Copy out all the lines exactly. Omit pictures.

[Entries taken from a collection]
--------------------------------------------------

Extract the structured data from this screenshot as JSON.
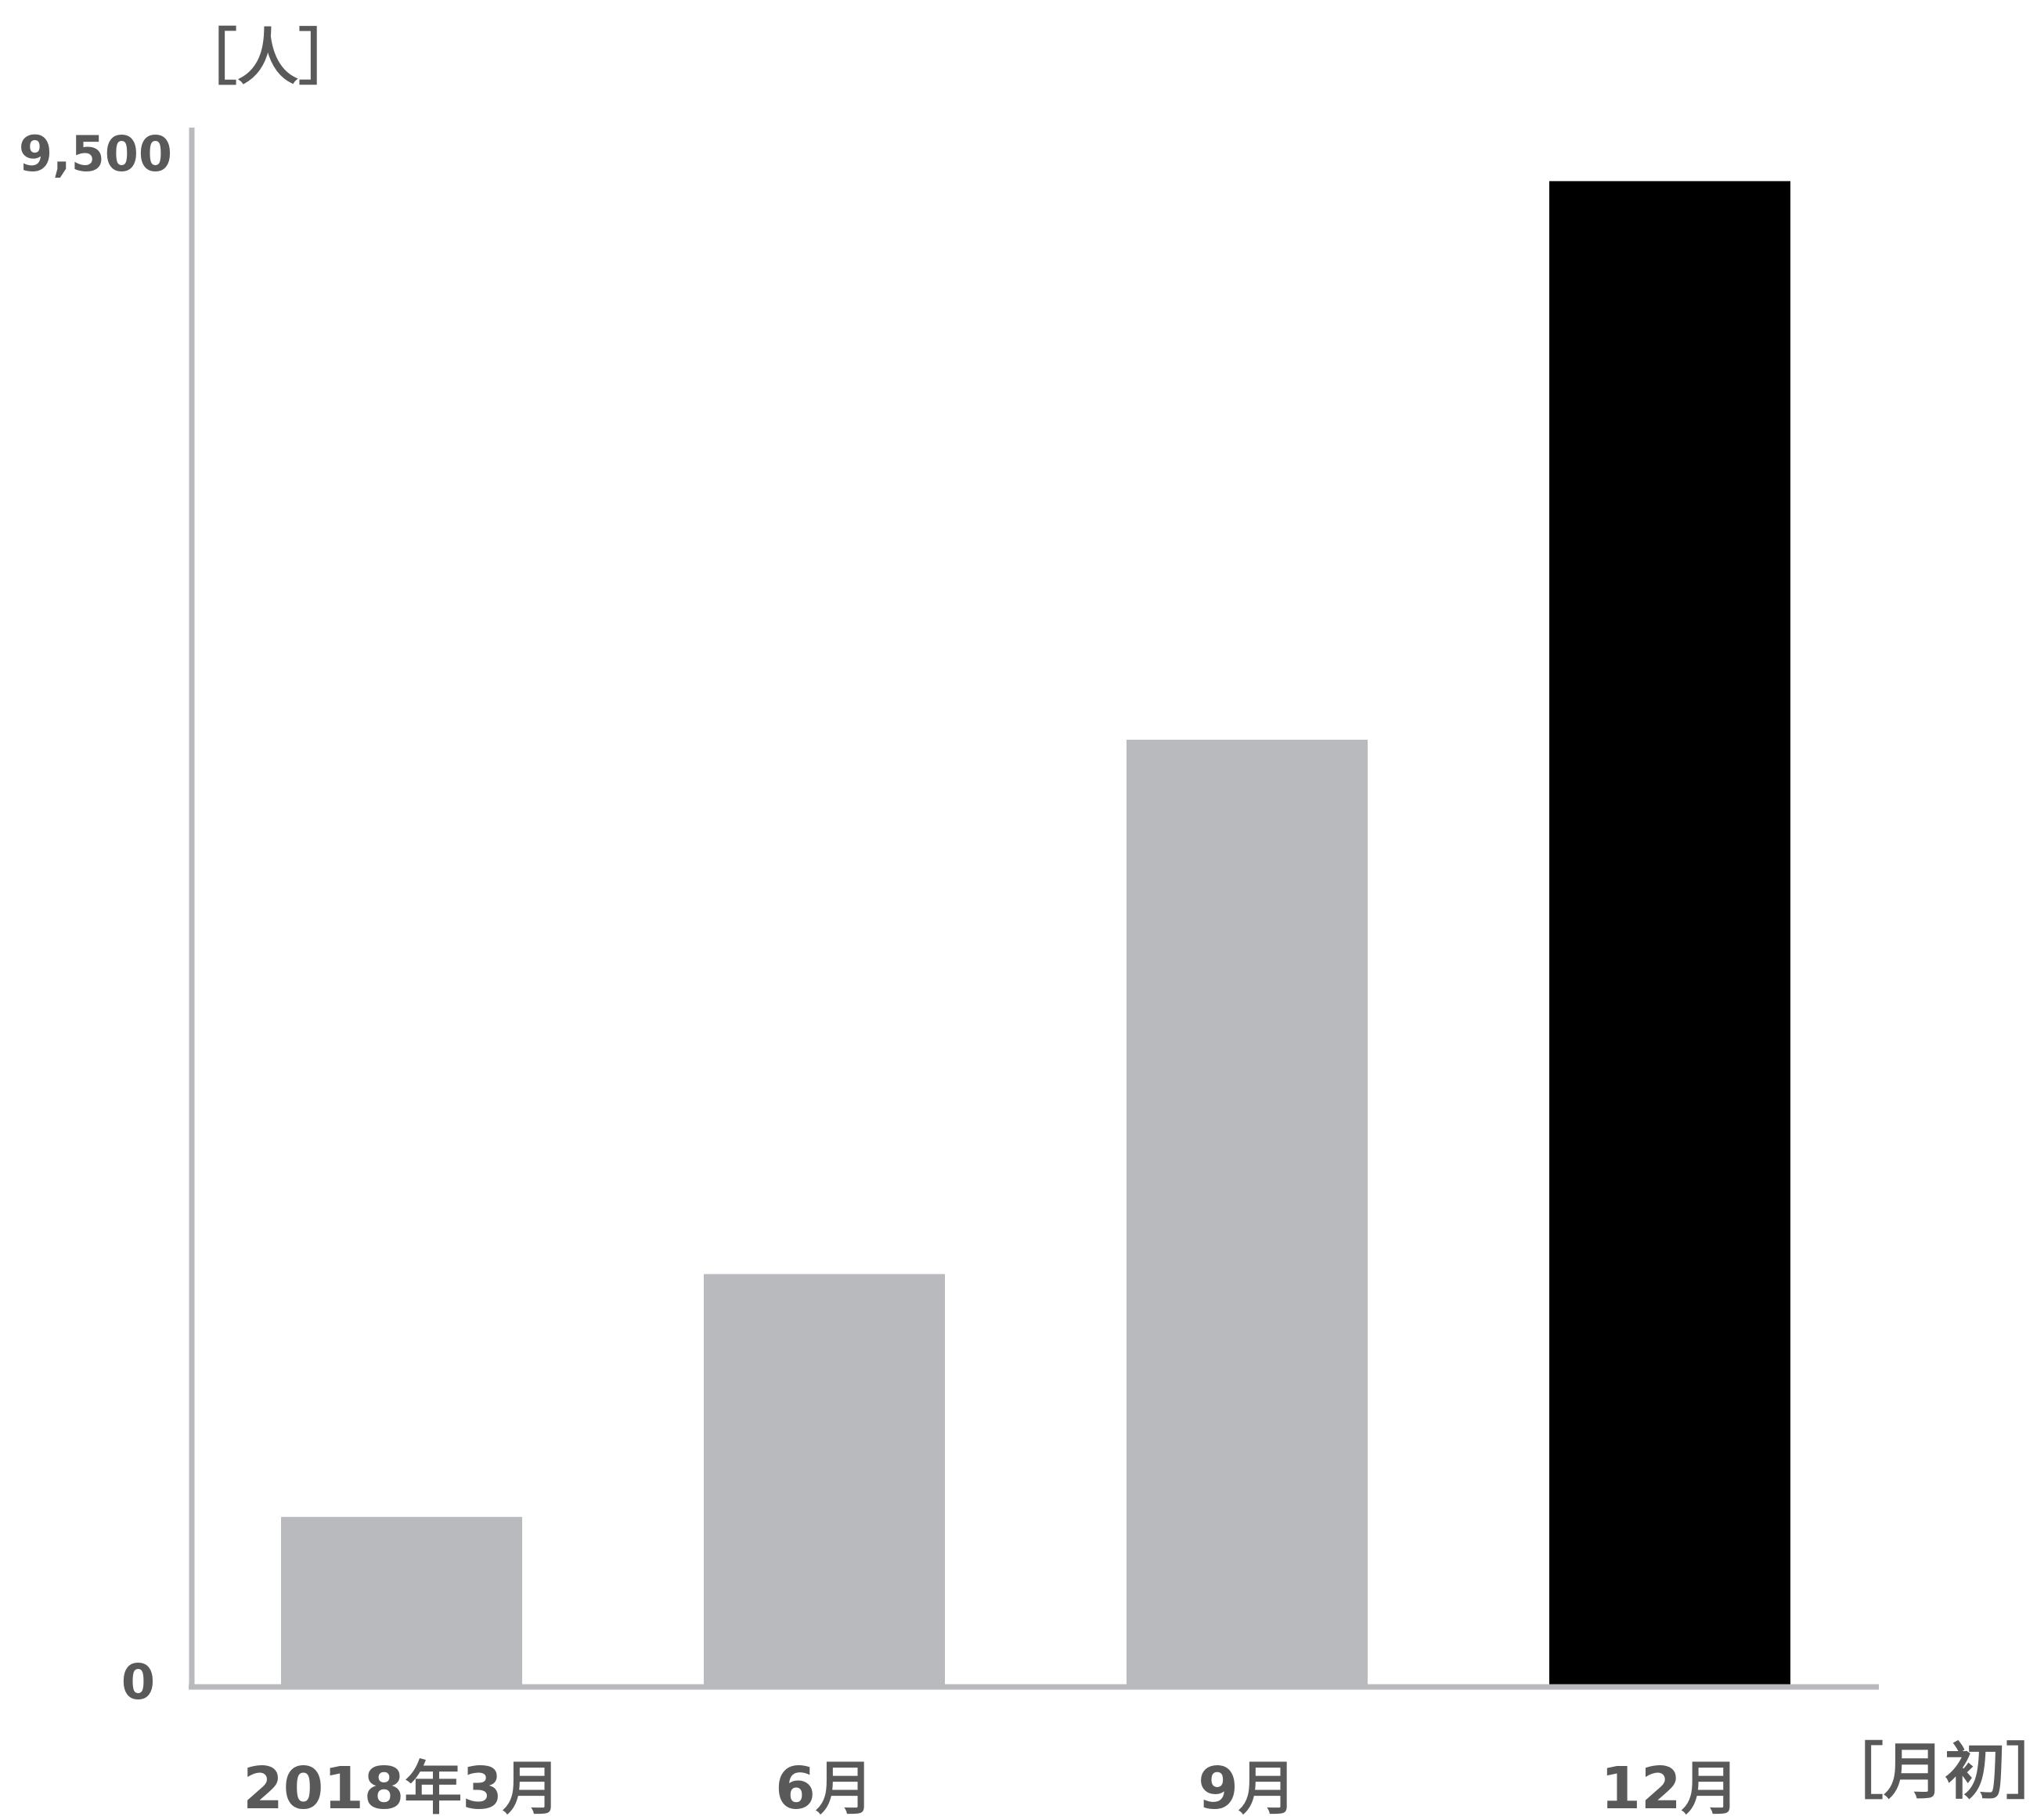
{
  "chart_data": {
    "type": "bar",
    "categories": [
      "2018年3月",
      "6月",
      "9月",
      "12月"
    ],
    "values": [
      1050,
      2550,
      5850,
      9300
    ],
    "ylim": [
      0,
      9500
    ],
    "yticks": [
      "0",
      "9,500"
    ],
    "y_unit": "［人］",
    "x_unit": "［月初］",
    "grid": false,
    "colors": [
      "#b8babd",
      "#b8babd",
      "#b8babd",
      "#000000"
    ],
    "axis_color": "#b8babd"
  }
}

--------------------------------------------------

## EXERCISE RESULT
Extract the structured data from this screenshot as JSON.
{
  "chart_data": {
    "type": "bar",
    "categories": [
      "2018年3月",
      "6月",
      "9月",
      "12月"
    ],
    "values": [
      1050,
      2550,
      5850,
      9300
    ],
    "ylim": [
      0,
      9500
    ],
    "yticks": [
      "0",
      "9,500"
    ],
    "y_unit": "［人］",
    "x_unit": "［月初］",
    "grid": false,
    "colors": [
      "#b8babd",
      "#b8babd",
      "#b8babd",
      "#000000"
    ],
    "axis_color": "#b8babd"
  }
}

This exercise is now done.